Job: From the entries that follow, gather each line holding the word "marker".

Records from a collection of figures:
※
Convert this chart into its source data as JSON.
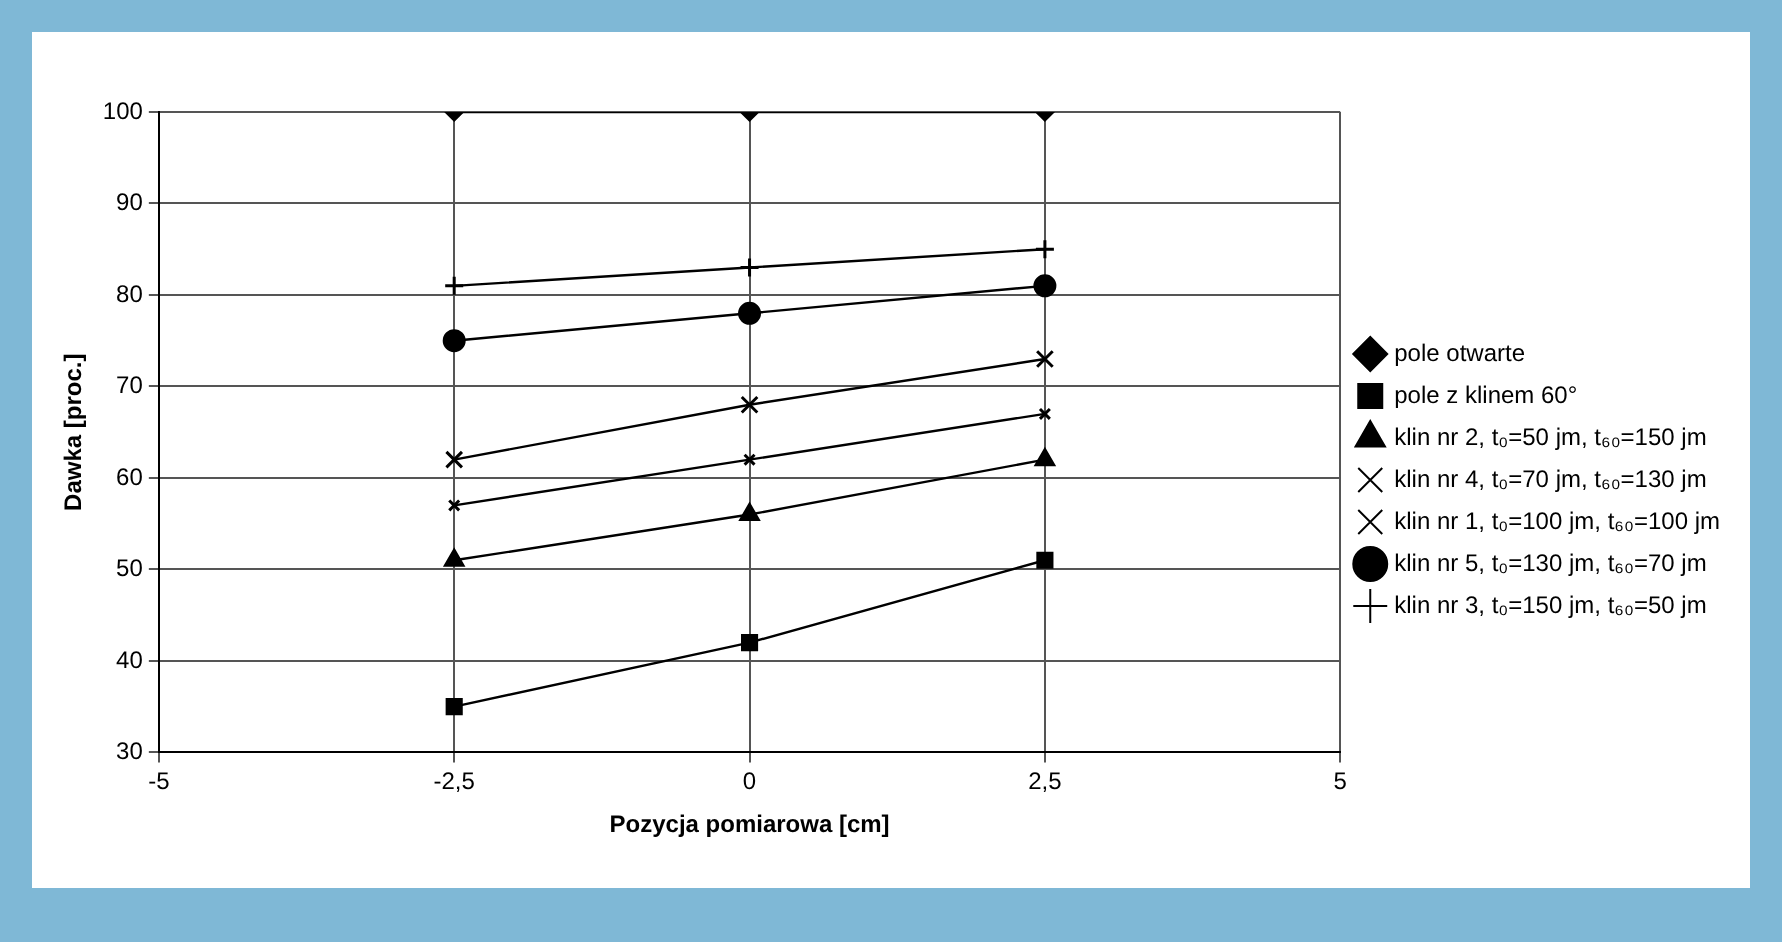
{
  "chart_data": {
    "type": "line",
    "xlabel": "Pozycja pomiarowa [cm]",
    "ylabel": "Dawka [proc.]",
    "x": [
      -2.5,
      0,
      2.5
    ],
    "xlim": [
      -5,
      5
    ],
    "xticks": [
      -5,
      {
        "value": -2.5,
        "label": "-2,5"
      },
      0,
      {
        "value": 2.5,
        "label": "2,5"
      },
      5
    ],
    "ylim": [
      30,
      100
    ],
    "yticks": [
      30,
      40,
      50,
      60,
      70,
      80,
      90,
      100
    ],
    "grid": true,
    "legend": "right",
    "line_style": "solid",
    "series": [
      {
        "name": "pole otwarte",
        "color": "#000000",
        "marker": "diamond",
        "values": [
          100,
          100,
          100
        ]
      },
      {
        "name": "pole z klinem 60°",
        "color": "#000000",
        "marker": "square",
        "values": [
          35,
          42,
          51
        ]
      },
      {
        "name": "klin nr 2, t₀=50 jm, t₆₀=150 jm",
        "color": "#000000",
        "marker": "triangle",
        "values": [
          51,
          56,
          62
        ]
      },
      {
        "name": "klin nr 4, t₀=70 jm, t₆₀=130 jm",
        "color": "#000000",
        "marker": "cross",
        "values": [
          57,
          62,
          67
        ]
      },
      {
        "name": "klin nr 1, t₀=100 jm, t₆₀=100 jm",
        "color": "#000000",
        "marker": "x",
        "values": [
          62,
          68,
          73
        ]
      },
      {
        "name": "klin nr 5, t₀=130 jm, t₆₀=70 jm",
        "color": "#000000",
        "marker": "circle",
        "values": [
          75,
          78,
          81
        ]
      },
      {
        "name": "klin nr 3, t₀=150 jm, t₆₀=50 jm",
        "color": "#000000",
        "marker": "plus",
        "values": [
          81,
          83,
          85
        ]
      }
    ]
  }
}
※
Exercise output:
        "marker": "diamond",
        "marker": "square",
        "marker": "triangle",
        "marker": "cross",
        "marker": "x",
        "marker": "circle",
        "marker": "plus",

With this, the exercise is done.